• [Aim of the exercise]
Rename "answer-blank" to "response-blank" in the entries that begin at the line that has "svg-text:2: 2: [453, 316, 458, 326]" and stop after the line that has "svg-text:3: 3: [178, 621, 183, 631]". Give only those lines back, with nothing else altered.
◇ ◇ ◇ ◇
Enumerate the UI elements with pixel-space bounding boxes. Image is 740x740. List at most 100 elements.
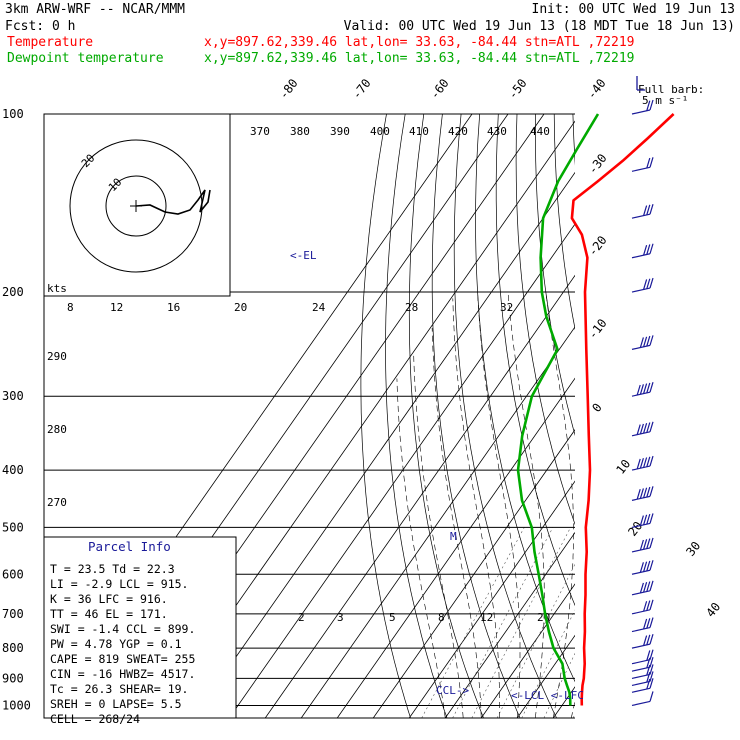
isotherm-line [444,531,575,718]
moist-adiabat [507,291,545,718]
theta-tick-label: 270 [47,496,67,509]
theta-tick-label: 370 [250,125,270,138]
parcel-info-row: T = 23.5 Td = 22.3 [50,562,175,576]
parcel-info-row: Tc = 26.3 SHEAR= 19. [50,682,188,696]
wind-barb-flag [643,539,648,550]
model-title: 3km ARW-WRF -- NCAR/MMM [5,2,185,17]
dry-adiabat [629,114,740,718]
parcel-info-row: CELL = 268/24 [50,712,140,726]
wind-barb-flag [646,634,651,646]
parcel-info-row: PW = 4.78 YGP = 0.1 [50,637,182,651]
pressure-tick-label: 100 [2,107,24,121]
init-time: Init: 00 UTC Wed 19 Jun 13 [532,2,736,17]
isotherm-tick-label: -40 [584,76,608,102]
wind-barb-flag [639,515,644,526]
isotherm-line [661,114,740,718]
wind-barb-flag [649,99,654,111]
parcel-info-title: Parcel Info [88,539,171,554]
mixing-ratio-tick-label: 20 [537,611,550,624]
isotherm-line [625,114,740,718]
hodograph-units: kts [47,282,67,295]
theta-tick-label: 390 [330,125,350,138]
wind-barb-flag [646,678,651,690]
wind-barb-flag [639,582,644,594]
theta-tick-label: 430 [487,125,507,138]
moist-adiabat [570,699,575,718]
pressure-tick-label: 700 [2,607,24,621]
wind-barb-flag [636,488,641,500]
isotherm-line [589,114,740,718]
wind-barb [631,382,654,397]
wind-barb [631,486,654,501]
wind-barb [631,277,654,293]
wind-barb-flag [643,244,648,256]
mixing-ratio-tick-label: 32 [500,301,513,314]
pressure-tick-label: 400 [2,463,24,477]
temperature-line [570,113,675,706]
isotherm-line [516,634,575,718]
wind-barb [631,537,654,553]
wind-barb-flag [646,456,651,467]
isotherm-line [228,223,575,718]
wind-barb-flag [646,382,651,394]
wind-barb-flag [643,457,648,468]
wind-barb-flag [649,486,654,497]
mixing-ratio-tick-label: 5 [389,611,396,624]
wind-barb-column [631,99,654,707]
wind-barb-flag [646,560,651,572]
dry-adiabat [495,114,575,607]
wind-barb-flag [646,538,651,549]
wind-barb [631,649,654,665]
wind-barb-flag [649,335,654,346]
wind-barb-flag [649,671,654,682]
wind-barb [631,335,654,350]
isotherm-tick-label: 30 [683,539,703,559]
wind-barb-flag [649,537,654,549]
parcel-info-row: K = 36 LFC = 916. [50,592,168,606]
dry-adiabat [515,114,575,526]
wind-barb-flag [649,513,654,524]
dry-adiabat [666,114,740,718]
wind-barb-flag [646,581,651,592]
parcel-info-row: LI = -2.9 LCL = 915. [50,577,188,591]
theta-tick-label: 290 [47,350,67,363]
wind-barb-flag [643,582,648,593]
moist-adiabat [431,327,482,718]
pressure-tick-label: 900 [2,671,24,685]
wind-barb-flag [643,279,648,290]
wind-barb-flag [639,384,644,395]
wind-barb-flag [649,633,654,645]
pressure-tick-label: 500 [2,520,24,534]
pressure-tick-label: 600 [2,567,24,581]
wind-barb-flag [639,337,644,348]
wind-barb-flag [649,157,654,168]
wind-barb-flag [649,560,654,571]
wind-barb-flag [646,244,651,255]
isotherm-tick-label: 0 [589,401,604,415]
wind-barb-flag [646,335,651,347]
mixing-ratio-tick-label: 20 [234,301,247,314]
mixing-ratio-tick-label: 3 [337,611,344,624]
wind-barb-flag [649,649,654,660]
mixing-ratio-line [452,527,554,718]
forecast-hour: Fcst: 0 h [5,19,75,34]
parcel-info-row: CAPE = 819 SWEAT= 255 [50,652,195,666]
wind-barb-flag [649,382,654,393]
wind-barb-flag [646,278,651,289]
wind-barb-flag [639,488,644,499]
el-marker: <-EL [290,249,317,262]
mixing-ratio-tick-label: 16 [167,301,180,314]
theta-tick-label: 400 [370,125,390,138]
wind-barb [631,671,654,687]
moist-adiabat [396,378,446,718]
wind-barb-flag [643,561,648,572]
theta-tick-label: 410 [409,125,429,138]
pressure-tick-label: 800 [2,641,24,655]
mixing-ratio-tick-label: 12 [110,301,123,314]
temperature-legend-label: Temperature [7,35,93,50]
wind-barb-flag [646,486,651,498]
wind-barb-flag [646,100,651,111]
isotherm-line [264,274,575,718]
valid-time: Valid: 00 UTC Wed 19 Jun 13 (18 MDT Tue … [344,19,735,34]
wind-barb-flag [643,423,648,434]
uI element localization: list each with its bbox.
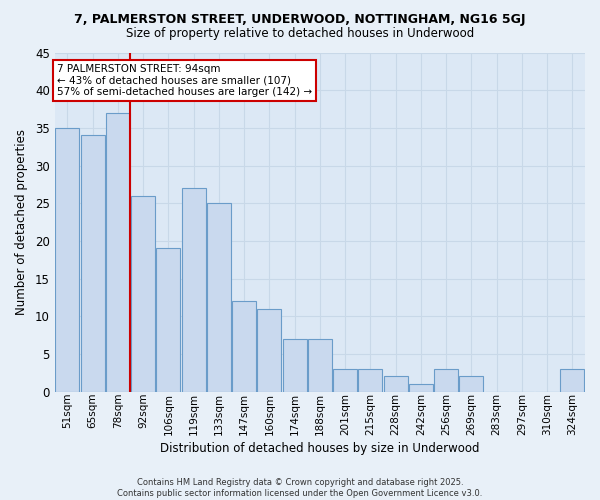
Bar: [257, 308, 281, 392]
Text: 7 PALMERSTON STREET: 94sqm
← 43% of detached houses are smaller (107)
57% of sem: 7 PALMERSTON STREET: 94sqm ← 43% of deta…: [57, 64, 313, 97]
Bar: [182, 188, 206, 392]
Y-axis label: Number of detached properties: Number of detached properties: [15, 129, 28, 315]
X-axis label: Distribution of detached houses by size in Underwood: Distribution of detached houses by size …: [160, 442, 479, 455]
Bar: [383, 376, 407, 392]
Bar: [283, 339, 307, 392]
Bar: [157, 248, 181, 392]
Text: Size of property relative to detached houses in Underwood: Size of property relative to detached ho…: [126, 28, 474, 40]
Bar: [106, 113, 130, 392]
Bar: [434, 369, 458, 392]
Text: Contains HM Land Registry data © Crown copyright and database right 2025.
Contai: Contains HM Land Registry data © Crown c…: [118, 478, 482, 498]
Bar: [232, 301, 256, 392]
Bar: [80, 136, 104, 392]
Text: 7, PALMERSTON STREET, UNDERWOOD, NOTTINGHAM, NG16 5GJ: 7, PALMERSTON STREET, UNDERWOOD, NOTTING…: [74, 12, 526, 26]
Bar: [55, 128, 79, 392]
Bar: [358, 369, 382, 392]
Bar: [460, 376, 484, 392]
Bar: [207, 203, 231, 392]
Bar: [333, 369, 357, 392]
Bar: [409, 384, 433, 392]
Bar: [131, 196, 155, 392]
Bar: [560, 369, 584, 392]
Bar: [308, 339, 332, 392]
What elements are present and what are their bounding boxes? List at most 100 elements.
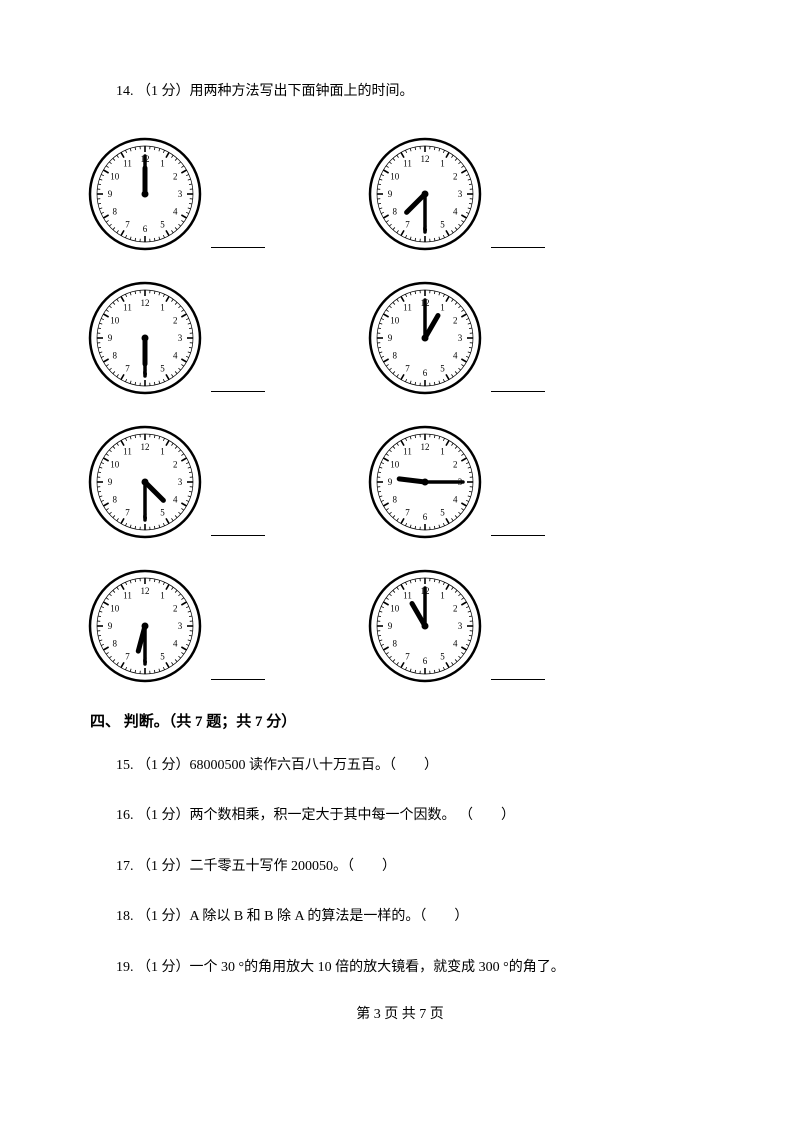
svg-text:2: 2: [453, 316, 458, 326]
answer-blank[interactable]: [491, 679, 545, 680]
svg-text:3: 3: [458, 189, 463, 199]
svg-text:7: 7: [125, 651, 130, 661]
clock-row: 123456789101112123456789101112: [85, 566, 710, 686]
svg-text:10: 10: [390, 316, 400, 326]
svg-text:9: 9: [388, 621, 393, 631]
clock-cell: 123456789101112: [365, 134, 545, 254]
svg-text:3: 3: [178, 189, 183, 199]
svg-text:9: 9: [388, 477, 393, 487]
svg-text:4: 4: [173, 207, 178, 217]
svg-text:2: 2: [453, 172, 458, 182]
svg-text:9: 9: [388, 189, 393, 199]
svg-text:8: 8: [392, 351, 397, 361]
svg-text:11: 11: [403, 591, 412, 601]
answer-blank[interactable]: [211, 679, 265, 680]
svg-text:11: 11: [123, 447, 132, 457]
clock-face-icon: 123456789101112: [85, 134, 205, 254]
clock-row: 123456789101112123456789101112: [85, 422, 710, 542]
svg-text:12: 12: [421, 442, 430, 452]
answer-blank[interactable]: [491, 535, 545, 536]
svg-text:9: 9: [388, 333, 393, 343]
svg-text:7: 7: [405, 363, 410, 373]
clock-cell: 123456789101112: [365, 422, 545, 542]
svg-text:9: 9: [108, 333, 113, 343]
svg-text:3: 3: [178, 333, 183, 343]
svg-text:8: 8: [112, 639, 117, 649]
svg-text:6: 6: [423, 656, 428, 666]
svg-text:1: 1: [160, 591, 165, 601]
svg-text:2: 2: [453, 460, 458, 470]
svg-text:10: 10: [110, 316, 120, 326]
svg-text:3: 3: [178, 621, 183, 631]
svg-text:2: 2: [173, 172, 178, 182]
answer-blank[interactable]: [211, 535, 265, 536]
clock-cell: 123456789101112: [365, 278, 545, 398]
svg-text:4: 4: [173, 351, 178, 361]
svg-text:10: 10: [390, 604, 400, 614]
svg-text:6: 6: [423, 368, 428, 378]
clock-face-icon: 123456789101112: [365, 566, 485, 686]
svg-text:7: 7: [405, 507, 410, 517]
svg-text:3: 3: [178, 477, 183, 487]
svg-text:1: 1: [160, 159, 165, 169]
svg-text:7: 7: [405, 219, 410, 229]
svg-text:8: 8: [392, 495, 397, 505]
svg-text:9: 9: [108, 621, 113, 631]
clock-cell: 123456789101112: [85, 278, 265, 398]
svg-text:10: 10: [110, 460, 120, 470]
◇ ◇ ◇ ◇
• [Result of this task]
svg-text:2: 2: [453, 316, 458, 326]
response-blank[interactable]: [491, 679, 545, 680]
svg-text:3: 3: [458, 189, 463, 199]
svg-text:7: 7: [125, 651, 130, 661]
clock-row: 123456789101112123456789101112: [85, 566, 710, 686]
svg-text:10: 10: [390, 316, 400, 326]
svg-text:9: 9: [388, 621, 393, 631]
clock-cell: 123456789101112: [365, 134, 545, 254]
svg-text:3: 3: [178, 189, 183, 199]
svg-text:9: 9: [388, 477, 393, 487]
svg-text:4: 4: [173, 207, 178, 217]
svg-text:2: 2: [453, 172, 458, 182]
svg-text:9: 9: [388, 189, 393, 199]
svg-text:8: 8: [392, 351, 397, 361]
svg-text:11: 11: [403, 591, 412, 601]
response-blank[interactable]: [211, 679, 265, 680]
svg-text:11: 11: [123, 447, 132, 457]
clock-face-icon: 123456789101112: [85, 134, 205, 254]
clock-row: 123456789101112123456789101112: [85, 422, 710, 542]
svg-text:12: 12: [421, 442, 430, 452]
response-blank[interactable]: [491, 535, 545, 536]
svg-text:9: 9: [388, 333, 393, 343]
svg-text:7: 7: [405, 363, 410, 373]
clock-cell: 123456789101112: [365, 422, 545, 542]
svg-text:9: 9: [108, 333, 113, 343]
svg-text:3: 3: [178, 333, 183, 343]
svg-text:8: 8: [112, 639, 117, 649]
svg-text:6: 6: [423, 656, 428, 666]
svg-text:1: 1: [160, 591, 165, 601]
svg-text:2: 2: [453, 460, 458, 470]
svg-text:10: 10: [110, 316, 120, 326]
svg-text:3: 3: [178, 621, 183, 631]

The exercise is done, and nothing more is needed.